── Given data ──

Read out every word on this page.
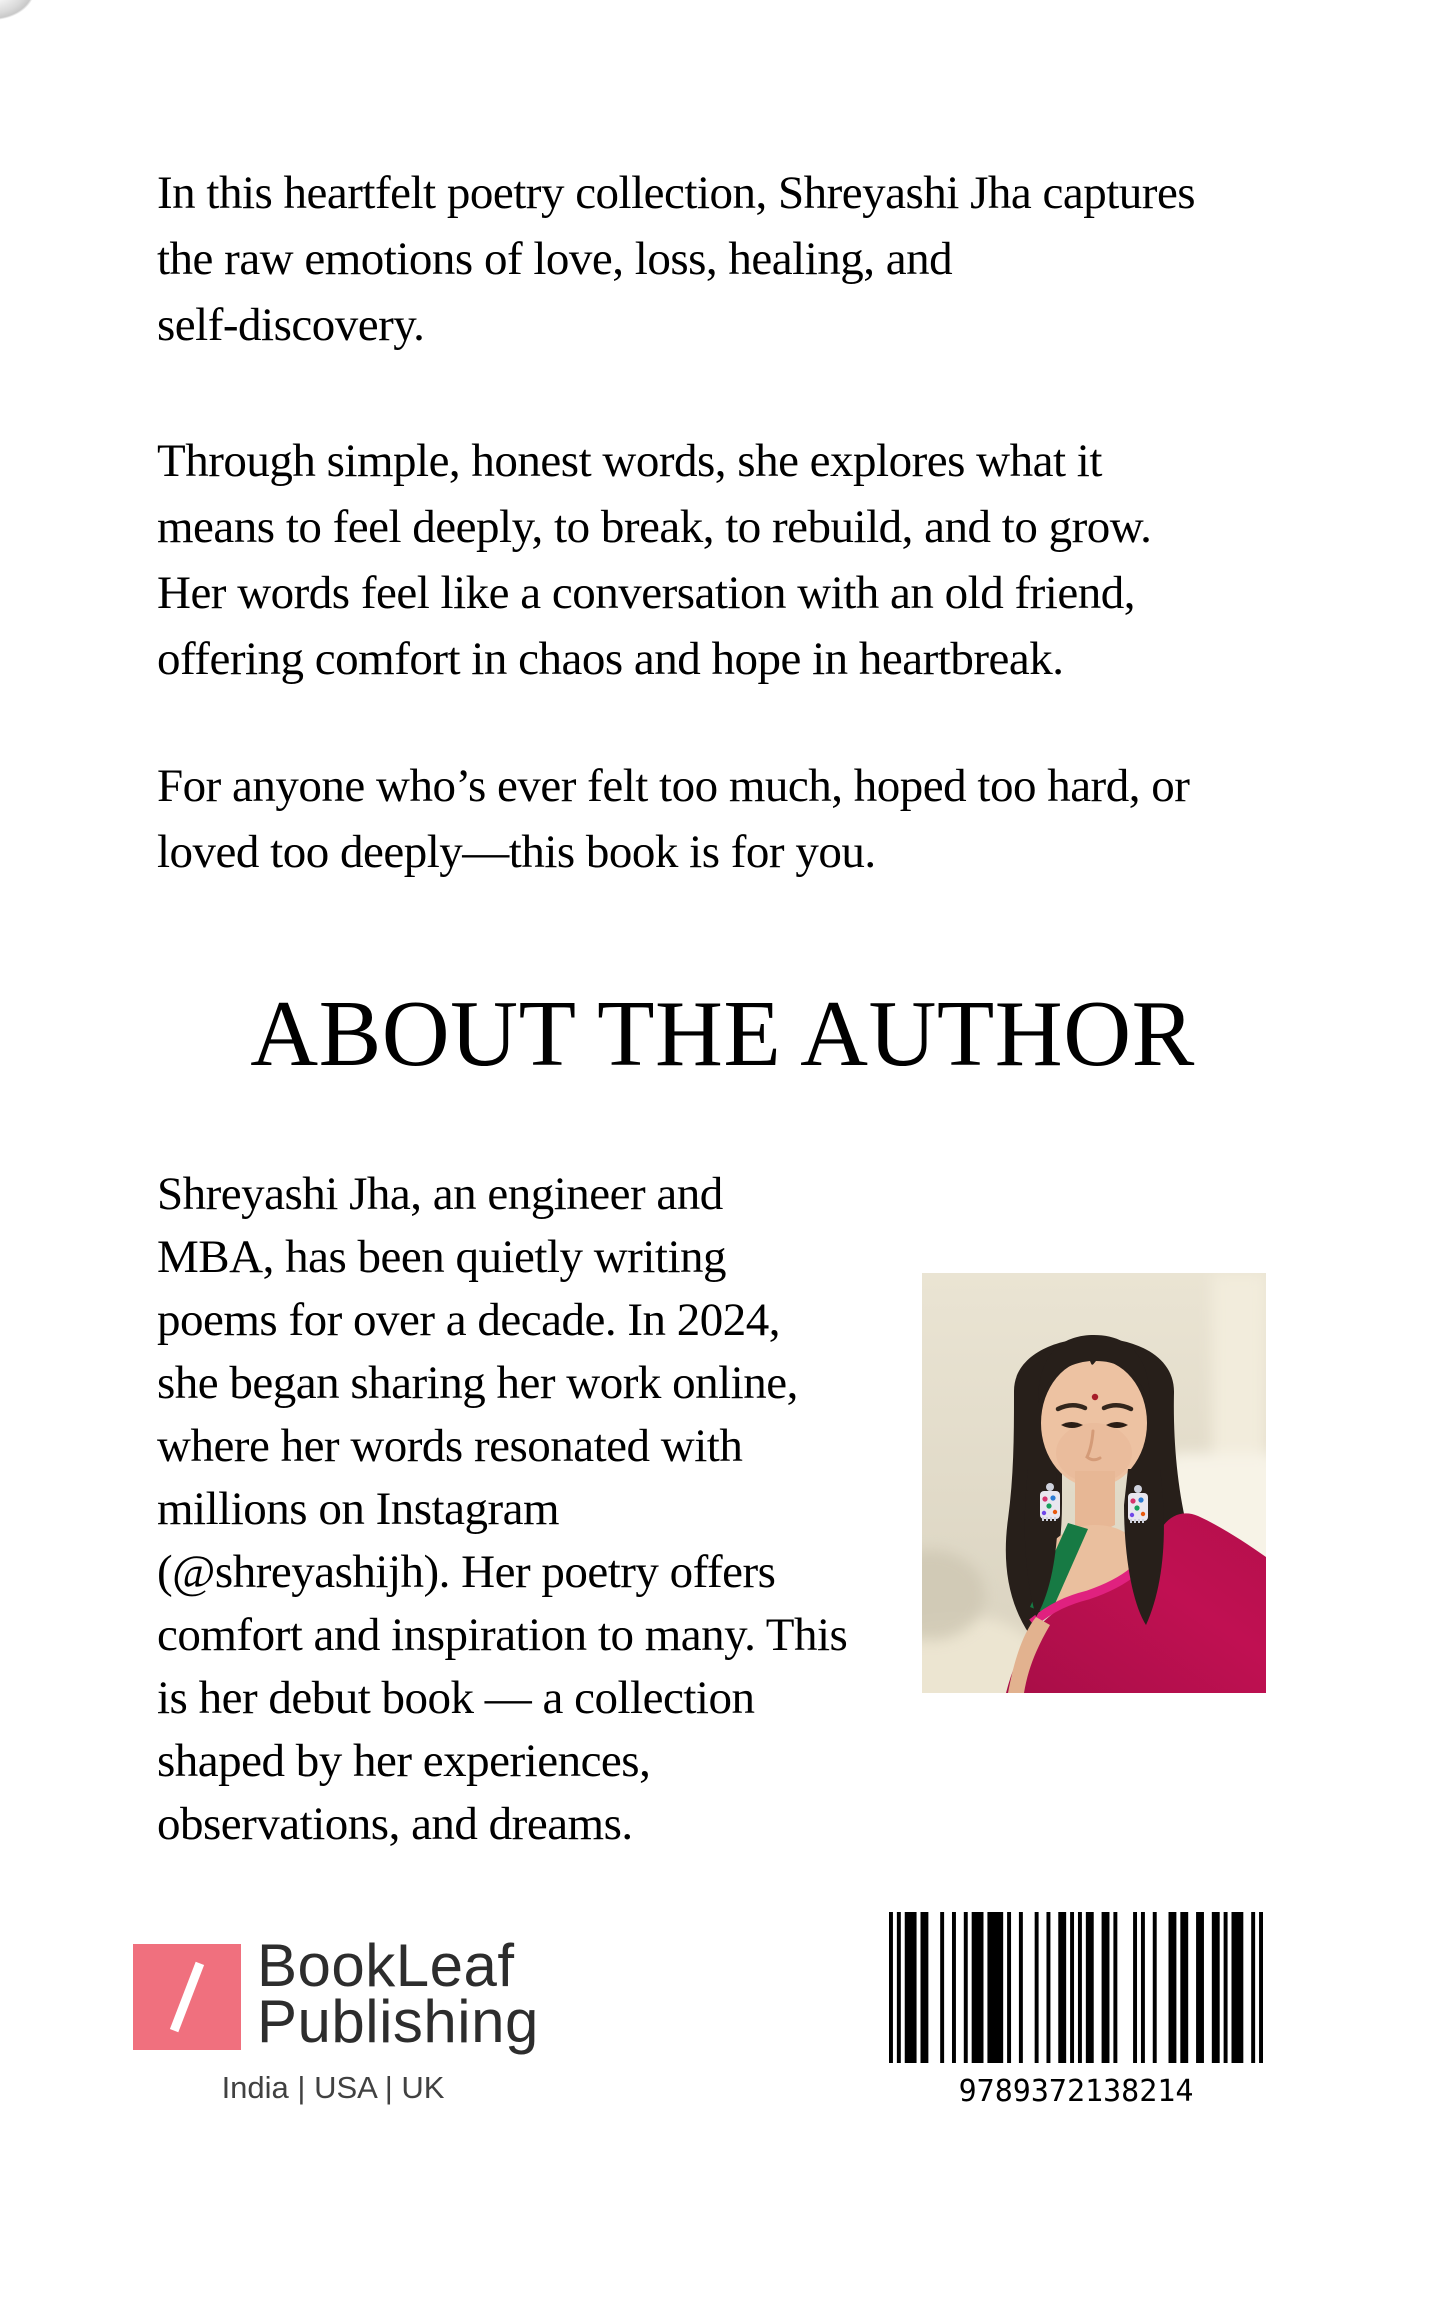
In this heartfelt poetry collection, Shreyashi Jha captures
the raw emotions of love, loss, healing, and
self-discovery.

Through simple, honest words, she explores what it
means to feel deeply, to break, to rebuild, and to grow.
Her words feel like a conversation with an old friend,
offering comfort in chaos and hope in heartbreak.

For anyone who’s ever felt too much, hoped too hard, or
loved too deeply—this book is for you.

ABOUT THE AUTHOR
Shreyashi Jha, an engineer and
MBA, has been quietly writing
poems for over a decade. In 2024,
she began sharing her work online,
where her words resonated with
millions on Instagram
(@shreyashijh). Her poetry offers
comfort and inspiration to many. This
is her debut book — a collection
shaped by her experiences,
observations, and dreams.
BookLeaf
Publishing
India | USA | UK	9789372138214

───

## Problem description
Print out the material word for word, omitting the pictures.

## Exercise answer
Read out every word on this page.
In this heartfelt poetry collection, Shreyashi Jha captures
the raw emotions of love, loss, healing, and
self-discovery.

Through simple, honest words, she explores what it
means to feel deeply, to break, to rebuild, and to grow.
Her words feel like a conversation with an old friend,
offering comfort in chaos and hope in heartbreak.

For anyone who’s ever felt too much, hoped too hard, or
loved too deeply—this book is for you.

ABOUT THE AUTHOR
Shreyashi Jha, an engineer and
MBA, has been quietly writing
poems for over a decade. In 2024,
she began sharing her work online,
where her words resonated with
millions on Instagram
(@shreyashijh). Her poetry offers
comfort and inspiration to many. This
is her debut book — a collection
shaped by her experiences,
observations, and dreams.
BookLeaf
Publishing
India | USA | UK	9789372138214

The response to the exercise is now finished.